— What is asked —
Go through each line of the records below and count those with the word "четвертом"; give only the total.

>> start

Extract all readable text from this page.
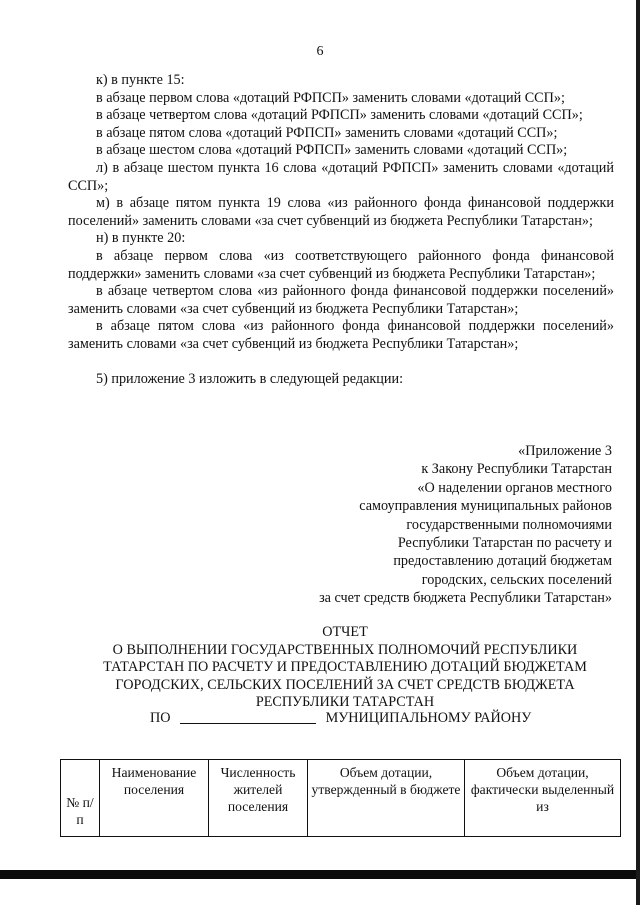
6

к) в пункте 15:

в абзаце первом слова «дотаций РФПСП» заменить словами «дотаций ССП»;

в абзаце четвертом слова «дотаций РФПСП» заменить словами «дотаций ССП»;

в абзаце пятом слова «дотаций РФПСП» заменить словами «дотаций ССП»;

в абзаце шестом слова «дотаций РФПСП» заменить словами «дотаций ССП»;

л) в абзаце шестом пункта 16 слова «дотаций РФПСП» заменить словами «дотаций ССП»;

м) в абзаце пятом пункта 19 слова «из районного фонда финансовой поддержки поселений» заменить словами «за счет субвенций из бюджета Республики Татарстан»;

н) в пункте 20:

в абзаце первом слова «из соответствующего районного фонда финансовой поддержки» заменить словами «за счет субвенций из бюджета Республики Татарстан»;

в абзаце четвертом слова «из районного фонда финансовой поддержки поселений» заменить словами «за счет субвенций из бюджета Республики Татарстан»;

в абзаце пятом слова «из районного фонда финансовой поддержки поселений» заменить словами «за счет субвенций из бюджета Республики Татарстан»;

5) приложение 3 изложить в следующей редакции:

«Приложение 3
к Закону Республики Татарстан
«О наделении органов местного
самоуправления муниципальных районов
государственными полномочиями
Республики Татарстан по расчету и
предоставлению дотаций бюджетам
городских, сельских поселений
за счет средств бюджета Республики Татарстан»
ОТЧЕТ
О ВЫПОЛНЕНИИ ГОСУДАРСТВЕННЫХ ПОЛНОМОЧИЙ РЕСПУБЛИКИ
ТАТАРСТАН ПО РАСЧЕТУ И ПРЕДОСТАВЛЕНИЮ ДОТАЦИЙ БЮДЖЕТАМ
ГОРОДСКИХ, СЕЛЬСКИХ ПОСЕЛЕНИЙ ЗА СЧЕТ СРЕДСТВ БЮДЖЕТА
РЕСПУБЛИКИ ТАТАРСТАН
ПО	МУНИЦИПАЛЬНОМУ РАЙОНУ
№ п/п	Наименование поселения	Численность жителей поселения	Объем дотации, утвержденный в бюджете	Объем дотации, фактически выделенный из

>> end

— Reply —
2